↓

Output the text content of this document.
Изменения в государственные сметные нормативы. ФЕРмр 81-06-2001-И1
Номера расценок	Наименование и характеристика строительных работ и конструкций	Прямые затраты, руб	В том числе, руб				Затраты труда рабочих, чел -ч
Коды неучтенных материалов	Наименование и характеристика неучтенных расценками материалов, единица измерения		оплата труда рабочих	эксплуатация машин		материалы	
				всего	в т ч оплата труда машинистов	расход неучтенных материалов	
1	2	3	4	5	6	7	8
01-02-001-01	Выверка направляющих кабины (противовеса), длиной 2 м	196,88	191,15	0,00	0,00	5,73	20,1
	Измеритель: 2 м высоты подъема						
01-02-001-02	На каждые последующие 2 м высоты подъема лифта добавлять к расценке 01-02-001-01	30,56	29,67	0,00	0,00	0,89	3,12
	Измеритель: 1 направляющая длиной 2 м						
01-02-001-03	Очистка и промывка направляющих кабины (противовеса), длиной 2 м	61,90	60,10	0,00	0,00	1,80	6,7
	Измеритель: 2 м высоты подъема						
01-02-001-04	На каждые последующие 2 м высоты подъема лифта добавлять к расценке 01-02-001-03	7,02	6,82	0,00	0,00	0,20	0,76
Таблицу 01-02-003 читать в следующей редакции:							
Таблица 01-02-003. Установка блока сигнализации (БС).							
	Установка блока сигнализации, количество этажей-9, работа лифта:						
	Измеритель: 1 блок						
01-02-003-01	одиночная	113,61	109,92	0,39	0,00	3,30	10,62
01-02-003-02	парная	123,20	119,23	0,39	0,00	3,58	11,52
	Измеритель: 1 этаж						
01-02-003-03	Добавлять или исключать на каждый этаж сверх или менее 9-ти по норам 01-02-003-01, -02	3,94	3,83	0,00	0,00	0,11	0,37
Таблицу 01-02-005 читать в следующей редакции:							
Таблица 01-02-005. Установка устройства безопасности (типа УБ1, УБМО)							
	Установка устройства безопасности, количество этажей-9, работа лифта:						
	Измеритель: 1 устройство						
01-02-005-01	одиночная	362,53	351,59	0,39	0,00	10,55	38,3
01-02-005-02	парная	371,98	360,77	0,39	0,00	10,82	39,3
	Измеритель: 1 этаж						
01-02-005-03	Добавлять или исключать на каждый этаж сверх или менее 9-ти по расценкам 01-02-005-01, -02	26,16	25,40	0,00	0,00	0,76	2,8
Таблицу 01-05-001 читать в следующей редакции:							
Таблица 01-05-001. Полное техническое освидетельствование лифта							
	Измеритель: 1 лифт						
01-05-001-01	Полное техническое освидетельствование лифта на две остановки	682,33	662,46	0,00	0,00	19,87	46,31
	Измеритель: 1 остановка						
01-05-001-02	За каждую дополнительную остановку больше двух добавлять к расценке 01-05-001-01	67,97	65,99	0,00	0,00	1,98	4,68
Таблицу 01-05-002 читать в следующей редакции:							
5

↑

**Task statement**
Extract each line of the listing above, copying it word for word.

**Answer to the problem**
Output the text content of this document.
Изменения в государственные сметные нормативы. ФЕРмр 81-06-2001-И1
Номера расценок	Наименование и характеристика строительных работ и конструкций	Прямые затраты, руб	В том числе, руб				Затраты труда рабочих, чел -ч
Коды неучтенных материалов	Наименование и характеристика неучтенных расценками материалов, единица измерения		оплата труда рабочих	эксплуатация машин		материалы	
				всего	в т ч оплата труда машинистов	расход неучтенных материалов	
1	2	3	4	5	6	7	8
01-02-001-01	Выверка направляющих кабины (противовеса), длиной 2 м	196,88	191,15	0,00	0,00	5,73	20,1
	Измеритель: 2 м высоты подъема						
01-02-001-02	На каждые последующие 2 м высоты подъема лифта добавлять к расценке 01-02-001-01	30,56	29,67	0,00	0,00	0,89	3,12
	Измеритель: 1 направляющая длиной 2 м						
01-02-001-03	Очистка и промывка направляющих кабины (противовеса), длиной 2 м	61,90	60,10	0,00	0,00	1,80	6,7
	Измеритель: 2 м высоты подъема						
01-02-001-04	На каждые последующие 2 м высоты подъема лифта добавлять к расценке 01-02-001-03	7,02	6,82	0,00	0,00	0,20	0,76
Таблицу 01-02-003 читать в следующей редакции:							
Таблица 01-02-003. Установка блока сигнализации (БС).							
	Установка блока сигнализации, количество этажей-9, работа лифта:						
	Измеритель: 1 блок						
01-02-003-01	одиночная	113,61	109,92	0,39	0,00	3,30	10,62
01-02-003-02	парная	123,20	119,23	0,39	0,00	3,58	11,52
	Измеритель: 1 этаж						
01-02-003-03	Добавлять или исключать на каждый этаж сверх или менее 9-ти по норам 01-02-003-01, -02	3,94	3,83	0,00	0,00	0,11	0,37
Таблицу 01-02-005 читать в следующей редакции:							
Таблица 01-02-005. Установка устройства безопасности (типа УБ1, УБМО)							
	Установка устройства безопасности, количество этажей-9, работа лифта:						
	Измеритель: 1 устройство						
01-02-005-01	одиночная	362,53	351,59	0,39	0,00	10,55	38,3
01-02-005-02	парная	371,98	360,77	0,39	0,00	10,82	39,3
	Измеритель: 1 этаж						
01-02-005-03	Добавлять или исключать на каждый этаж сверх или менее 9-ти по расценкам 01-02-005-01, -02	26,16	25,40	0,00	0,00	0,76	2,8
Таблицу 01-05-001 читать в следующей редакции:							
Таблица 01-05-001. Полное техническое освидетельствование лифта							
	Измеритель: 1 лифт						
01-05-001-01	Полное техническое освидетельствование лифта на две остановки	682,33	662,46	0,00	0,00	19,87	46,31
	Измеритель: 1 остановка						
01-05-001-02	За каждую дополнительную остановку больше двух добавлять к расценке 01-05-001-01	67,97	65,99	0,00	0,00	1,98	4,68
Таблицу 01-05-002 читать в следующей редакции:							
5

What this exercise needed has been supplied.